[What this task involves] Find how many lines of the listing include the string "끓이거나", and report only that figure.

[Exercise inputs]
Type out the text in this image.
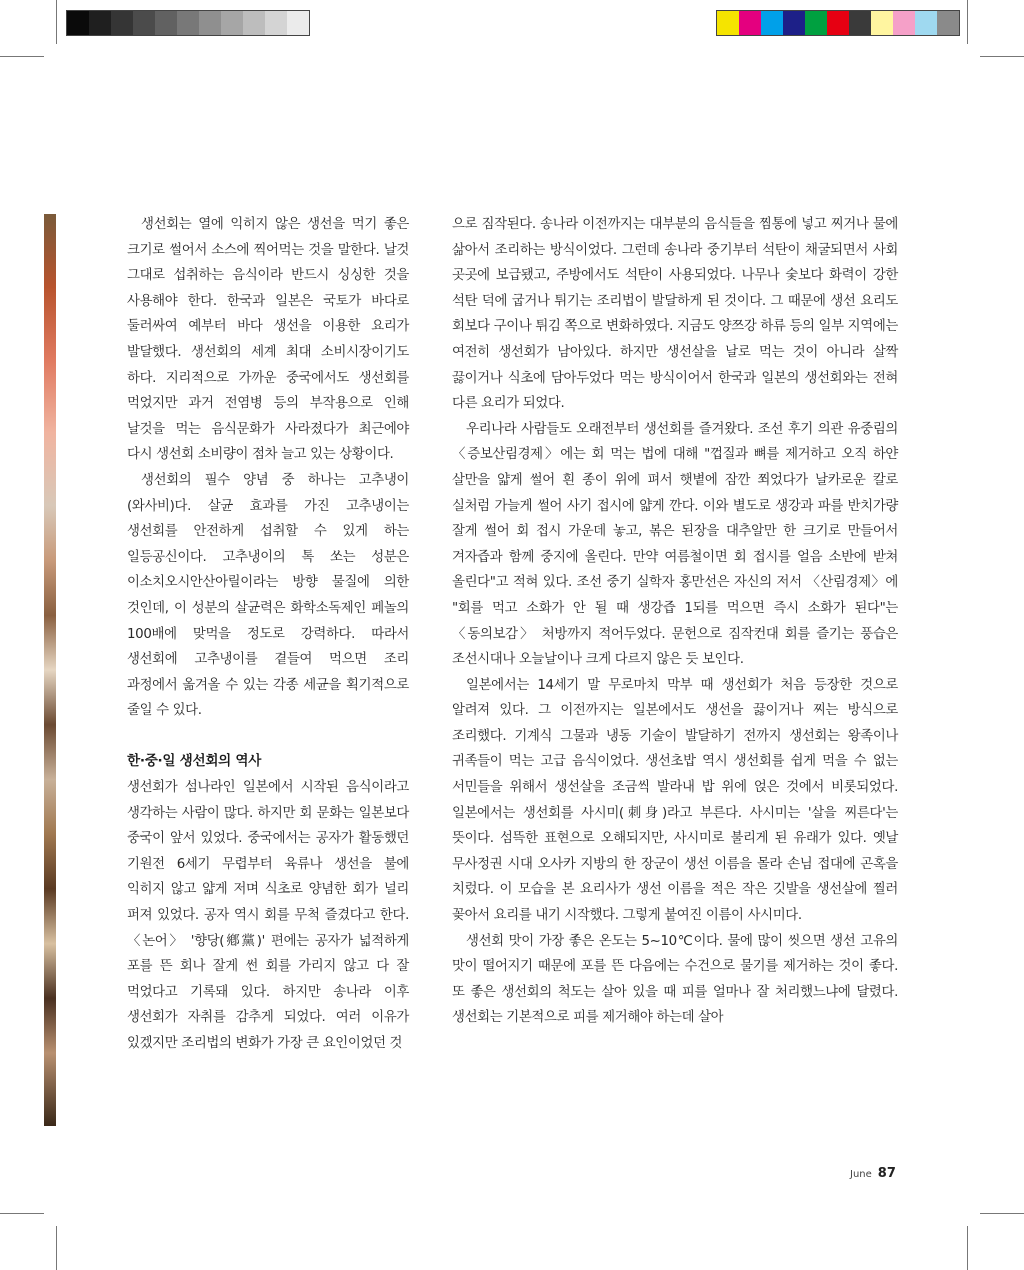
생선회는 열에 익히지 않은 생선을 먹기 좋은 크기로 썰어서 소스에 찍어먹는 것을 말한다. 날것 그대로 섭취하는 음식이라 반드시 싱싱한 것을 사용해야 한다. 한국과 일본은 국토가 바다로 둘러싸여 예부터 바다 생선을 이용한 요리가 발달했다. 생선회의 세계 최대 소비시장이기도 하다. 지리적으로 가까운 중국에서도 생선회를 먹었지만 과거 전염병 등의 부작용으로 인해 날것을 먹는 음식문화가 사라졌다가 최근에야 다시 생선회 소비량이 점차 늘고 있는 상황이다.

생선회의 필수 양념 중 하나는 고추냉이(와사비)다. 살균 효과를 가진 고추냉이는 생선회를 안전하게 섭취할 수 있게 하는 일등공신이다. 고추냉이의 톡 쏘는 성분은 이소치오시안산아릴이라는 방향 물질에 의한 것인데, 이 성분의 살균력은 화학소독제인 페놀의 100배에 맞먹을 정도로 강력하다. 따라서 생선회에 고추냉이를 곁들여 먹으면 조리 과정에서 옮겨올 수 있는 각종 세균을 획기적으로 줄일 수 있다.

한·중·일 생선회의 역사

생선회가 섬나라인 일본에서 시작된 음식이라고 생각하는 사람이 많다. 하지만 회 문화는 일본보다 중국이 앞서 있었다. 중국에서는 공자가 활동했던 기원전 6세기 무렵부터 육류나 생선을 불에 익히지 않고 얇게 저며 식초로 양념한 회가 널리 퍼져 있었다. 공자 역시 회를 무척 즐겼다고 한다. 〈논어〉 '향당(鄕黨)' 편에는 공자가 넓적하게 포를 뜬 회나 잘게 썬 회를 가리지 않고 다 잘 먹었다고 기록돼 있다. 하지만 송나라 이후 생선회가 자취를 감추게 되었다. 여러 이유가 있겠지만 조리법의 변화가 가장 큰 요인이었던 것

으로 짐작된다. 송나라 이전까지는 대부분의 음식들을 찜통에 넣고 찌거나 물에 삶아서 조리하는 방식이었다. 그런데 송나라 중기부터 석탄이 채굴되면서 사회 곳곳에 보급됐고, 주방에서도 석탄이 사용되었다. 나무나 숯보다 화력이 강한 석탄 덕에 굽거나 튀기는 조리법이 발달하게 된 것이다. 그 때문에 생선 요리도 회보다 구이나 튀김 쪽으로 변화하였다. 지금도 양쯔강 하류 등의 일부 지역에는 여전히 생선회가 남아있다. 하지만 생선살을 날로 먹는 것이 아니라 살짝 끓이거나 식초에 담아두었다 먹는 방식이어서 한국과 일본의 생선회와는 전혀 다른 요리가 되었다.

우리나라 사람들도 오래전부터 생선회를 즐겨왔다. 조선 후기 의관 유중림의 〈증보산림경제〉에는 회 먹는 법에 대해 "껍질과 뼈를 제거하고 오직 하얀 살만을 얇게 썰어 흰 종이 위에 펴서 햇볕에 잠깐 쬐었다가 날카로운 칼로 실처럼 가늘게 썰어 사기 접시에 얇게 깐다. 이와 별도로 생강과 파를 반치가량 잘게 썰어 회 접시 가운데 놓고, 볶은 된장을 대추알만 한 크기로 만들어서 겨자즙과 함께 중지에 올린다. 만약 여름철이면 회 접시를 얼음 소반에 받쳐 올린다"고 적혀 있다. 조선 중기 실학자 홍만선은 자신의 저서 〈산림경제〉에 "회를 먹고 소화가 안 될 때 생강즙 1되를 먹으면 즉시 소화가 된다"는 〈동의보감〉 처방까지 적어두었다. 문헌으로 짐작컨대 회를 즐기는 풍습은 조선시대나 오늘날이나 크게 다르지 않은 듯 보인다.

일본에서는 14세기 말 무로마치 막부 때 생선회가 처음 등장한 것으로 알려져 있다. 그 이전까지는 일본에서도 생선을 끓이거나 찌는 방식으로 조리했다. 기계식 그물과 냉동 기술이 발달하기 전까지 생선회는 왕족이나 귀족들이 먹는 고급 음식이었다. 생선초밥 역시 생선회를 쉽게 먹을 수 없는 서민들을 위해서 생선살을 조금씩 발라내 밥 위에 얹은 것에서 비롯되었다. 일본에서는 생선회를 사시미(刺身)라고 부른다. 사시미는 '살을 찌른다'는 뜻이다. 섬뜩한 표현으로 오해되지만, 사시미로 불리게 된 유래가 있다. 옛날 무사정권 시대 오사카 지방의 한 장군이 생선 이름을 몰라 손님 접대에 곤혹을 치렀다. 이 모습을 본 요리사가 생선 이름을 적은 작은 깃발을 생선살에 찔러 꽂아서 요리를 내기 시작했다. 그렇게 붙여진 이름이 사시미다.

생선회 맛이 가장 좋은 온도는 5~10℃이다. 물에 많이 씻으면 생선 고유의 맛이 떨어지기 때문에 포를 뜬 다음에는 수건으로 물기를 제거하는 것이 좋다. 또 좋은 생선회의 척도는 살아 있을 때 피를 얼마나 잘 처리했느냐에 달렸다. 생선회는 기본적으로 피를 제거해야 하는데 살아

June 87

[The output] 2